Written problem:
Can you print the data unchanged, from the line with "What elements are" to the line with "577, 590, 594]", both of those lines included?

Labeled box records
= = = =

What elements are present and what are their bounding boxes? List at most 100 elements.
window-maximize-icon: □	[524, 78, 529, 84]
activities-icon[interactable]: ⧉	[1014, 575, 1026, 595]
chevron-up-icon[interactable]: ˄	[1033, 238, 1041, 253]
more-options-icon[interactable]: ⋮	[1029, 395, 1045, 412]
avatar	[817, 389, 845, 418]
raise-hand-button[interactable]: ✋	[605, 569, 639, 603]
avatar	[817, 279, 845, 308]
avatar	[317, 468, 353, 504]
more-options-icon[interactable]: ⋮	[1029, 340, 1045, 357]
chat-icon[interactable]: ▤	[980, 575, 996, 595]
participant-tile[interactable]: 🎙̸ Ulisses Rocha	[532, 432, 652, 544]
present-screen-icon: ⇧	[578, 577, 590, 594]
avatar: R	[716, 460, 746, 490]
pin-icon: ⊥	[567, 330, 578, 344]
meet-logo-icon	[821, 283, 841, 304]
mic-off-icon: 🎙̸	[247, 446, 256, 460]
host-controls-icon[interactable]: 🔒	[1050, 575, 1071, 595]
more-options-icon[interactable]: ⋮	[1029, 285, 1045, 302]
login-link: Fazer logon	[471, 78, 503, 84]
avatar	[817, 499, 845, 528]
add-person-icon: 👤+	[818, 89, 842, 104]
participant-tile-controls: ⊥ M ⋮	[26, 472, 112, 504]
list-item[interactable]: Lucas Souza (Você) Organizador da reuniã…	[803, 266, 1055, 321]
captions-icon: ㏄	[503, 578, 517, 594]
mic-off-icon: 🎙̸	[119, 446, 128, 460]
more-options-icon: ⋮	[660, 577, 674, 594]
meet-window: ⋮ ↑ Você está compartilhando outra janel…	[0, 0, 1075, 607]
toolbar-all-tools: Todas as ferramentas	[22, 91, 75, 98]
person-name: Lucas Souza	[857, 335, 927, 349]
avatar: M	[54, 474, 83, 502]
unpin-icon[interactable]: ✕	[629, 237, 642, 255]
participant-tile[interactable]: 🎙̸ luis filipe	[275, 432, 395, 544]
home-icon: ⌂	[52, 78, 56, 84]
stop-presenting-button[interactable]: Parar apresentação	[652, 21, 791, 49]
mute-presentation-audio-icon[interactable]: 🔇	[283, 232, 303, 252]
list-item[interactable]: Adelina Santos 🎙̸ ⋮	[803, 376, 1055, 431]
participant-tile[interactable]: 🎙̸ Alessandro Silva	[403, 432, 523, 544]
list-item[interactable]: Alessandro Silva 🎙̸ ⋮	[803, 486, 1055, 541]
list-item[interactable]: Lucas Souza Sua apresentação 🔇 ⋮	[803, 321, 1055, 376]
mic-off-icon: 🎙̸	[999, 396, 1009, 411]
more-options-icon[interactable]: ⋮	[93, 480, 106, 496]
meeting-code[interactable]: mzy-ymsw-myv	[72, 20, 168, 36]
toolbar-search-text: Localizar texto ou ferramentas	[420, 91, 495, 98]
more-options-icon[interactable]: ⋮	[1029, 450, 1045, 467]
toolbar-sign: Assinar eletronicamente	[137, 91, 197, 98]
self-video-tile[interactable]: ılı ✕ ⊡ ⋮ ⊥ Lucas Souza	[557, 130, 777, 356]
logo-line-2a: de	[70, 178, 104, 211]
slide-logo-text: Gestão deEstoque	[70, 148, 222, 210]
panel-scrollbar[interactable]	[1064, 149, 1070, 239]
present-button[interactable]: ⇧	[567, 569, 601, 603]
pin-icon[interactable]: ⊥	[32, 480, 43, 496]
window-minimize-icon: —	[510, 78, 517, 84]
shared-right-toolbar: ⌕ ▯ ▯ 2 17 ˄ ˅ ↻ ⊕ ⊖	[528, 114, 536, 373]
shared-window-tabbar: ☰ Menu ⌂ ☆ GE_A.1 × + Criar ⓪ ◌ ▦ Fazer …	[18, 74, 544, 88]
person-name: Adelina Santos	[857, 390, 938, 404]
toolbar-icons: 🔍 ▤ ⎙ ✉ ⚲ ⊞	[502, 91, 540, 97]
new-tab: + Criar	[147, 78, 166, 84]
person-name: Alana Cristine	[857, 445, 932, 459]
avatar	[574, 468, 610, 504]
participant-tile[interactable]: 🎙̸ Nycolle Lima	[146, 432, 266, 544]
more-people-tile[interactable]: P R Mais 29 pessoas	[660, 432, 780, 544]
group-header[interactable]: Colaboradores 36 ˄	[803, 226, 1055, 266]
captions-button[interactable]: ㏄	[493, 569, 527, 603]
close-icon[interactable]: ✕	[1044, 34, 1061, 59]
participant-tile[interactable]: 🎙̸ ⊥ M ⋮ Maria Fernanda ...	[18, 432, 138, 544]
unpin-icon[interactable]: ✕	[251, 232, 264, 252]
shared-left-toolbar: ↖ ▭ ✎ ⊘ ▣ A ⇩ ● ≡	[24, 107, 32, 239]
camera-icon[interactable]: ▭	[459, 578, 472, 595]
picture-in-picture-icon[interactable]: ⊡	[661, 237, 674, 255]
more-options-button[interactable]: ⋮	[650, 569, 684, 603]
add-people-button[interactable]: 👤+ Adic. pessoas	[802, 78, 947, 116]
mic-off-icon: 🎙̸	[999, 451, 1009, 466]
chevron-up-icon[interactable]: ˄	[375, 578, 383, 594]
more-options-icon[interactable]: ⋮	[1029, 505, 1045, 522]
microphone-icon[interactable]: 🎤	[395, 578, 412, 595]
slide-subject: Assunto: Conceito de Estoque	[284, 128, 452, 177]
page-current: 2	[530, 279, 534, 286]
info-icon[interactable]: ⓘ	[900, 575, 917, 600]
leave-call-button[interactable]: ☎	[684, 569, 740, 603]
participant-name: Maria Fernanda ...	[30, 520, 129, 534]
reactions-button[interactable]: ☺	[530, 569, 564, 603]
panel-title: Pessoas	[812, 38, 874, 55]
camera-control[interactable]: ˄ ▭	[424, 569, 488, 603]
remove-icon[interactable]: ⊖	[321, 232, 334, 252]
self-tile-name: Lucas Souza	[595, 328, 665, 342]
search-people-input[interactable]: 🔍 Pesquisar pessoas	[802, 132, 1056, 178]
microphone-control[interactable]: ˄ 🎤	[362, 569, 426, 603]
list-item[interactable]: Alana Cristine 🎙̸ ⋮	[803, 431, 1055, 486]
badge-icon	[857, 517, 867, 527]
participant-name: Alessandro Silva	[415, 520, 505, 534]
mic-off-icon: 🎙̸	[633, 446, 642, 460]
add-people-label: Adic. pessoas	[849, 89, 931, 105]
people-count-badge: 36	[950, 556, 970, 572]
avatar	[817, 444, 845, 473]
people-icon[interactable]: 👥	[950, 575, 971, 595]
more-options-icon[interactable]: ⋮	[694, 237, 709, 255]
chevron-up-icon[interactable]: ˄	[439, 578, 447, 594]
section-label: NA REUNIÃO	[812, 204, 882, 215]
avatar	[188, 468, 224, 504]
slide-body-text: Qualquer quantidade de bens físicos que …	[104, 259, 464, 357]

= = = =

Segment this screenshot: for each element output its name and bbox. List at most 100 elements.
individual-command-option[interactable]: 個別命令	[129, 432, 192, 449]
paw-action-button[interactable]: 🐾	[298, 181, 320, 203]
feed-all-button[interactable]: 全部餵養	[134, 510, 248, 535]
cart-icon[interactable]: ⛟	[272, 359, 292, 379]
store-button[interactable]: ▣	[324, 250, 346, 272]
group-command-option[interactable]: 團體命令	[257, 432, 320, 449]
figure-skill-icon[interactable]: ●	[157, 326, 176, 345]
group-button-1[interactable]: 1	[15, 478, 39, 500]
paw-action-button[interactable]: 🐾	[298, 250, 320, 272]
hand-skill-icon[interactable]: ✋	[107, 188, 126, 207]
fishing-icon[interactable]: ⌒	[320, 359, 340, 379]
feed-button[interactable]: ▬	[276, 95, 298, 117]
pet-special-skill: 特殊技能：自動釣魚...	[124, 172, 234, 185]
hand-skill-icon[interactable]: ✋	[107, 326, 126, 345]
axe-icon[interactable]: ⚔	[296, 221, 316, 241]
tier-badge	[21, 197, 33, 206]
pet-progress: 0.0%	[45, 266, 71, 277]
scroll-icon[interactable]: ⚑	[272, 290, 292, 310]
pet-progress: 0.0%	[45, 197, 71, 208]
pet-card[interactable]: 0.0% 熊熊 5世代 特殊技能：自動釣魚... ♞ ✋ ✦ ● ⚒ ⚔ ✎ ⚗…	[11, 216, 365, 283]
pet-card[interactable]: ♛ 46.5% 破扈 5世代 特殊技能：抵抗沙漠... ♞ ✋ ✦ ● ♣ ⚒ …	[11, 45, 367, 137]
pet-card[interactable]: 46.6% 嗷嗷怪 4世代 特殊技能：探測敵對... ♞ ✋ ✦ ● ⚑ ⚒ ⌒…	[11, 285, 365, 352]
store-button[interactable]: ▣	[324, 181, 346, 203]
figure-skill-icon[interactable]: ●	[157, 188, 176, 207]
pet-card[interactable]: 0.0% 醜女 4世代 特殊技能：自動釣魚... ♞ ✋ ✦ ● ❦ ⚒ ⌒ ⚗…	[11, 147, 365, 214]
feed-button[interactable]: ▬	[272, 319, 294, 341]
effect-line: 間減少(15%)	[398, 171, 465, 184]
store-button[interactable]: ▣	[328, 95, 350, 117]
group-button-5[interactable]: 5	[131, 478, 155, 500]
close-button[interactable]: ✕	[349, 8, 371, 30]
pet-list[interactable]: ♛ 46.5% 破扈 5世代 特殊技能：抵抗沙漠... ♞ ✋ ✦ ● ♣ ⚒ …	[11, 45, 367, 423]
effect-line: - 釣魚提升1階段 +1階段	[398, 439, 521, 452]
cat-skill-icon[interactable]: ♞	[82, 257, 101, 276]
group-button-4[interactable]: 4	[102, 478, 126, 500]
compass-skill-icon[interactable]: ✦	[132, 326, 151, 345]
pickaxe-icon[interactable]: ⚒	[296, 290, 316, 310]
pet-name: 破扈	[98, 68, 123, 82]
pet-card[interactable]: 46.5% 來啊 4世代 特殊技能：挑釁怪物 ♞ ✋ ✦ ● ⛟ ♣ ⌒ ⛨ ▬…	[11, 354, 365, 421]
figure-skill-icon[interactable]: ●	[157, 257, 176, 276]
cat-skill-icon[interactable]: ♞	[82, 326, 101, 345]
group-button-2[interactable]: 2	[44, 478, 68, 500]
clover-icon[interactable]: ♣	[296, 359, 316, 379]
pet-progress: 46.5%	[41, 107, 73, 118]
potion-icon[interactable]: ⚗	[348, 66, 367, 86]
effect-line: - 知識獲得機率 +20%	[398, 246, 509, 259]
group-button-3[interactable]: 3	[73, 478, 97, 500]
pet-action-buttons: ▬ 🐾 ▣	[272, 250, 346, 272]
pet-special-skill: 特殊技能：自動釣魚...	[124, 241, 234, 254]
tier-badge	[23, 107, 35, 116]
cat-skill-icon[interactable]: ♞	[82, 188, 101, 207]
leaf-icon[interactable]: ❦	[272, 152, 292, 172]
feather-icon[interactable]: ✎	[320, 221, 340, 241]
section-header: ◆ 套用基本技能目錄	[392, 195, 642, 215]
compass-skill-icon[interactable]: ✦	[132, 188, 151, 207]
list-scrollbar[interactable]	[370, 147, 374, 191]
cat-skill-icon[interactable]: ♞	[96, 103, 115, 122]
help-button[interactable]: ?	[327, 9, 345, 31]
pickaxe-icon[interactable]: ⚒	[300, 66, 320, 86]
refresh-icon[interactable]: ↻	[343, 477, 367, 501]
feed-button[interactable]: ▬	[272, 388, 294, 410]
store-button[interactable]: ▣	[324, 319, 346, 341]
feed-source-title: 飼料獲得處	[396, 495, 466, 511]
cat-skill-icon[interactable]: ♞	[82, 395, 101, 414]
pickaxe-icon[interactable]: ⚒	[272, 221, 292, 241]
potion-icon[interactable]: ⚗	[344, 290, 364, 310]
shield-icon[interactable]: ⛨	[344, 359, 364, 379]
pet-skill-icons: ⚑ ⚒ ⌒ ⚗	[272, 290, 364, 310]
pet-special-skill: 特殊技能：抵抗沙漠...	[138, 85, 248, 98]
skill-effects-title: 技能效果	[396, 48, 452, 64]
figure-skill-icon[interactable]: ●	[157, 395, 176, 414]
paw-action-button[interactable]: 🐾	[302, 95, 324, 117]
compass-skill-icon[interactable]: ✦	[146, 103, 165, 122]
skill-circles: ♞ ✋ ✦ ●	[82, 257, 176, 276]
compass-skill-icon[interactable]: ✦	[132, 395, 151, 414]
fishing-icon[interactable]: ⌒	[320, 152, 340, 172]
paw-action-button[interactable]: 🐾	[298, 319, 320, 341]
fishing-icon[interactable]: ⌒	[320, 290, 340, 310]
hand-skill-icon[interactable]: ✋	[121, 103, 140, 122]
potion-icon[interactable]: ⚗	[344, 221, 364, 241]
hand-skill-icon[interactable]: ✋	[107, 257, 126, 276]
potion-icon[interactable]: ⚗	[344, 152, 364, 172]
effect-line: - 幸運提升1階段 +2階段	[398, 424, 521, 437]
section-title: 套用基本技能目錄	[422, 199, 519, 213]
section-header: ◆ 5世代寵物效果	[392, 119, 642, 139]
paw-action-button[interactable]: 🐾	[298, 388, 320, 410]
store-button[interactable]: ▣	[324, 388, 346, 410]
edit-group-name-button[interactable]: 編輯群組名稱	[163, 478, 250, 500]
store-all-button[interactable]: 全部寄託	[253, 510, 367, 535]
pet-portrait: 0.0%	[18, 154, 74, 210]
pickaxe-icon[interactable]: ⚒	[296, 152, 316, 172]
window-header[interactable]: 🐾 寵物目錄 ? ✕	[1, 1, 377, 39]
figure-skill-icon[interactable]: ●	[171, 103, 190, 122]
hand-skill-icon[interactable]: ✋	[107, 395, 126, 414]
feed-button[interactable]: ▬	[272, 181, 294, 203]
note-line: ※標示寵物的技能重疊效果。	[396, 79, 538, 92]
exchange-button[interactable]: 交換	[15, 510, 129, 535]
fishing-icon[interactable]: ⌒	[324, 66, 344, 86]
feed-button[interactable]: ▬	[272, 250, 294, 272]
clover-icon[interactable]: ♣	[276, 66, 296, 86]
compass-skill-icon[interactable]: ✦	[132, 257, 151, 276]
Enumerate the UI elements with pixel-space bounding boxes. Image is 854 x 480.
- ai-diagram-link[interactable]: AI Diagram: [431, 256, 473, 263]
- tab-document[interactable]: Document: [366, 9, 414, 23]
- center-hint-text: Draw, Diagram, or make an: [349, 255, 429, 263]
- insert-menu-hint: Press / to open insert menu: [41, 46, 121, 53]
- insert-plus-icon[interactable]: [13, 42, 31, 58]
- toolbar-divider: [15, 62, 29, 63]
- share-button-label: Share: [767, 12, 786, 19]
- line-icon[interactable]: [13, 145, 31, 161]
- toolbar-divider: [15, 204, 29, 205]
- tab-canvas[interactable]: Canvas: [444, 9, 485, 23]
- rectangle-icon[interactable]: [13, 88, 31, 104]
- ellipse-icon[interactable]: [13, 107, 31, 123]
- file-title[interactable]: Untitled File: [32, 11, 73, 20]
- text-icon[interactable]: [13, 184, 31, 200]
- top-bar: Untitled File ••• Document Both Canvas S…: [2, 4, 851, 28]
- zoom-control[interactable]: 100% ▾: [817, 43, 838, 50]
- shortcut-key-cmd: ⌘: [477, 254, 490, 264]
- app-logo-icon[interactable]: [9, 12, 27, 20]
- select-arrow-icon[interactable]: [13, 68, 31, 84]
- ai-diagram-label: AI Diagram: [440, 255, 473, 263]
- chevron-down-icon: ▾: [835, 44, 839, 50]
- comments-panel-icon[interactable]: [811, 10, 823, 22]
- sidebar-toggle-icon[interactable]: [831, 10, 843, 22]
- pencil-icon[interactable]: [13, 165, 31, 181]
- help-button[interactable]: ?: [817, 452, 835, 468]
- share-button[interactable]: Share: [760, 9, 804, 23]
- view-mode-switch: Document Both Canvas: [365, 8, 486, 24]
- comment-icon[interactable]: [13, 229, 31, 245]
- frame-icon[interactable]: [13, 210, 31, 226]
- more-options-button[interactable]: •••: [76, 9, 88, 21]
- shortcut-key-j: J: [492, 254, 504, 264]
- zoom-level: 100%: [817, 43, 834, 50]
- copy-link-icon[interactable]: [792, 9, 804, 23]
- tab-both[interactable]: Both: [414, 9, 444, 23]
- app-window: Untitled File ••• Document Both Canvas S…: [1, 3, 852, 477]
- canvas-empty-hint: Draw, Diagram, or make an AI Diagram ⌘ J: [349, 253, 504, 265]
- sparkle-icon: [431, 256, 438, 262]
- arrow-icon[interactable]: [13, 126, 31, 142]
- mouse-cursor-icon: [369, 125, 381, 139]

= = = =

Correct result:
What elements are present and what are their bounding boxes? List at most 100 elements.
window-maximize-icon: □	[524, 78, 529, 84]
activities-icon[interactable]: ⧉	[1014, 575, 1026, 595]
chevron-up-icon[interactable]: ˄	[1033, 238, 1041, 253]
more-options-icon[interactable]: ⋮	[1029, 395, 1045, 412]
avatar	[817, 389, 845, 418]
raise-hand-button[interactable]: ✋	[605, 569, 639, 603]
avatar	[817, 279, 845, 308]
avatar	[317, 468, 353, 504]
more-options-icon[interactable]: ⋮	[1029, 340, 1045, 357]
chat-icon[interactable]: ▤	[980, 575, 996, 595]
participant-tile[interactable]: 🎙̸ Ulisses Rocha	[532, 432, 652, 544]
present-screen-icon: ⇧	[578, 577, 590, 594]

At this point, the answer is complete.